Exercise aim: Scan the data below and pick out the lines containing the word "Diferencia".

__________

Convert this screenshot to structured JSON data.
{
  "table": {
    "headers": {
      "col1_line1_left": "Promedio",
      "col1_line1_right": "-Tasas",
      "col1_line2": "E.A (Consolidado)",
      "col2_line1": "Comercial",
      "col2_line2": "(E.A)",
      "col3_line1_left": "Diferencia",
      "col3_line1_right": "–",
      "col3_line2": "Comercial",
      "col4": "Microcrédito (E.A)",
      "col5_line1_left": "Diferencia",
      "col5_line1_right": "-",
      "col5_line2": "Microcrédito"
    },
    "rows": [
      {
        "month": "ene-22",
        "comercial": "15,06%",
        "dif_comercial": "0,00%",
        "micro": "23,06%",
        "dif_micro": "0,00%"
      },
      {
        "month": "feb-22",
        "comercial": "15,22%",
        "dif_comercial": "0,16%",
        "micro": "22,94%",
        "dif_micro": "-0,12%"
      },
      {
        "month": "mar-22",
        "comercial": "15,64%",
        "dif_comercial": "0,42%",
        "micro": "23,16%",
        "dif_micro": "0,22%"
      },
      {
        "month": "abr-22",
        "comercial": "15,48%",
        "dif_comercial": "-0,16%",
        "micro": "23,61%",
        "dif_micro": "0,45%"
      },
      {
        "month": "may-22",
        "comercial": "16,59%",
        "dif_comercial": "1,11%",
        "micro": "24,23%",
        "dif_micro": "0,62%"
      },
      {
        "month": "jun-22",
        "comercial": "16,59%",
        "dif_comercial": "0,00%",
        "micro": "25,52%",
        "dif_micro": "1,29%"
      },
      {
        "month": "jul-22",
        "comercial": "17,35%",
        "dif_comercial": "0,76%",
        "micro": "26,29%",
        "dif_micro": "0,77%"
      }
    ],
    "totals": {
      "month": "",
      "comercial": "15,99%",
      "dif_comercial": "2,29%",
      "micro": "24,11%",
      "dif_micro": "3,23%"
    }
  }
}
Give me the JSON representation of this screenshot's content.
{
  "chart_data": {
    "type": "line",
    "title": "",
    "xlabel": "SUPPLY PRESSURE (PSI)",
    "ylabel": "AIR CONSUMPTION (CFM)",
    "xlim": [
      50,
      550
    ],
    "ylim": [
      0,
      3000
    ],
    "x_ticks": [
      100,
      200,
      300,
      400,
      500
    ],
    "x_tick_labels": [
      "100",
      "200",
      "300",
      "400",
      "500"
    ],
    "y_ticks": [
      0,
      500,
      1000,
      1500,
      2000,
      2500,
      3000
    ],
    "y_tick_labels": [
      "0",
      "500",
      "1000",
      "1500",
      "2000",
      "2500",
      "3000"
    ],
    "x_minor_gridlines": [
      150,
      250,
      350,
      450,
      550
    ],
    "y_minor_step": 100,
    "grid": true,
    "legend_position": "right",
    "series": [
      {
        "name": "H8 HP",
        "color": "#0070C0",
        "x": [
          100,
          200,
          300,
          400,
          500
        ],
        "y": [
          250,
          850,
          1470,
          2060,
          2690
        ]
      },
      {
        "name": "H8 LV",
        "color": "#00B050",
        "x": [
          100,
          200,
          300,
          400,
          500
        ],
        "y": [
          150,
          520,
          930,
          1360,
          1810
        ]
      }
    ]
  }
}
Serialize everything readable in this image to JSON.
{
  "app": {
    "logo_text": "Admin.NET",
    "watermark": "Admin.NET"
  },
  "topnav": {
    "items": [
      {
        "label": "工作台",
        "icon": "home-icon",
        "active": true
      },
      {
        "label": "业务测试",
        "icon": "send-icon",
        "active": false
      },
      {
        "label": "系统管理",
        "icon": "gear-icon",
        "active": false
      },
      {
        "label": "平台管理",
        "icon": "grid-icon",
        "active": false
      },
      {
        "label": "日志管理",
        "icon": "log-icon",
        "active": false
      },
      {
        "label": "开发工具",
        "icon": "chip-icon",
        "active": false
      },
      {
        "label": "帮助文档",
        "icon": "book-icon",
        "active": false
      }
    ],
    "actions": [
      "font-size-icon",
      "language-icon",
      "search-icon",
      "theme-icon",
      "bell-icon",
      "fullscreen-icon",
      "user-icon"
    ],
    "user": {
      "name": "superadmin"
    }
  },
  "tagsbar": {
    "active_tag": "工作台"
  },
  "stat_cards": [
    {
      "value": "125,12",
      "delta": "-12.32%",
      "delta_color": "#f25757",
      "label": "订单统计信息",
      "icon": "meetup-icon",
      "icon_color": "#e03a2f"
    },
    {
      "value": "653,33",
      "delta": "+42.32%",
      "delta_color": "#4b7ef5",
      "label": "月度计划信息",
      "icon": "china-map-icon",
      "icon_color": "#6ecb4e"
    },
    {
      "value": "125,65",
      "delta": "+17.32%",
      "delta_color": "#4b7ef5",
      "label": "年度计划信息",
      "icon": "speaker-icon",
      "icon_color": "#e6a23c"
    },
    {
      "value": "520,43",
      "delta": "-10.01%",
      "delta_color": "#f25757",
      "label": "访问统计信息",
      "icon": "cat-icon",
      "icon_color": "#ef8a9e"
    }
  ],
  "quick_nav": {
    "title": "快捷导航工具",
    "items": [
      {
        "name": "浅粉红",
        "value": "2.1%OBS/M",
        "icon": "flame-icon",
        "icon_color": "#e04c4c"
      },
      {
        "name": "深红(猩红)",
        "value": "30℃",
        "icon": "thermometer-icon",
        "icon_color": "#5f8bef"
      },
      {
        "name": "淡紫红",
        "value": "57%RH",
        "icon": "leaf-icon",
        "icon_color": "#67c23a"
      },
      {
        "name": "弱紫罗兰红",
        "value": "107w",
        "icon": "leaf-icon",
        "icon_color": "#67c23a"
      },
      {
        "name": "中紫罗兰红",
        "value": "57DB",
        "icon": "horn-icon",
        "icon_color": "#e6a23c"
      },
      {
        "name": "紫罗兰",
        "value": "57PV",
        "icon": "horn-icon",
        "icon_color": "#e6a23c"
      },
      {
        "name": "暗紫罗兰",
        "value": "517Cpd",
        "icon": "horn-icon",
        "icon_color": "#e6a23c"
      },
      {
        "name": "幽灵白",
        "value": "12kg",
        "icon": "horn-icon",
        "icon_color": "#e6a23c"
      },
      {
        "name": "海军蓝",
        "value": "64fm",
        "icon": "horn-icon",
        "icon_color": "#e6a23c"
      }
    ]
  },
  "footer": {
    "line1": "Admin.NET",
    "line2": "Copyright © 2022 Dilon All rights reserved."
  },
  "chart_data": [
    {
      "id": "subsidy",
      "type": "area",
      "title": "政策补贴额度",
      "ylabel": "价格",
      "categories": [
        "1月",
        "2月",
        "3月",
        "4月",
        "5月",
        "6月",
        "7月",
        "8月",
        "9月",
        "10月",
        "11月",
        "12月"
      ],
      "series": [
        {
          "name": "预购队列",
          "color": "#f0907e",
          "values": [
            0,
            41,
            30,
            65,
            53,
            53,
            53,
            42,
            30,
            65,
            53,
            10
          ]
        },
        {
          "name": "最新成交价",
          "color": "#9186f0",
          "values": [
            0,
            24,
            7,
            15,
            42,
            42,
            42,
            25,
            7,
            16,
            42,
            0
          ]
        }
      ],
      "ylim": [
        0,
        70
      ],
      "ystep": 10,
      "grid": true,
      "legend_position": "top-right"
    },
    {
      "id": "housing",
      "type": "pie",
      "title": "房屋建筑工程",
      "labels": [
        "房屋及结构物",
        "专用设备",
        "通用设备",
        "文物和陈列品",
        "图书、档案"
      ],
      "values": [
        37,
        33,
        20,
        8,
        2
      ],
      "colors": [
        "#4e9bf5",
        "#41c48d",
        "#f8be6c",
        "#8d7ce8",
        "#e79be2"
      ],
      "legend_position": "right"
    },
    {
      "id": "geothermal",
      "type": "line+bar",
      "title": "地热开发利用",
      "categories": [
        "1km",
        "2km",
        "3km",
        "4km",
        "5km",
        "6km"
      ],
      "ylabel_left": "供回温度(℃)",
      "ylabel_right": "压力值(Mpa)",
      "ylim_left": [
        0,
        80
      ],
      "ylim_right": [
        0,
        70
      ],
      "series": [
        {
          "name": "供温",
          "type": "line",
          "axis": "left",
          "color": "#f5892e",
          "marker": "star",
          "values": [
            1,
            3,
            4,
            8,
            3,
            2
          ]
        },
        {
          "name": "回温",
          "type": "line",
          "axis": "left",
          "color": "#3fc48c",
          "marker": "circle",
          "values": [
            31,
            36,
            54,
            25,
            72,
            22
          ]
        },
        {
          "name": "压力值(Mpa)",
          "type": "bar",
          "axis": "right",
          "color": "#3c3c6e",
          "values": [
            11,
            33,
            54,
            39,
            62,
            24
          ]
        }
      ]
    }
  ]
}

__________

Task solution:
      "col3_line1_left": "Diferencia",
      "col5_line1_left": "Diferencia",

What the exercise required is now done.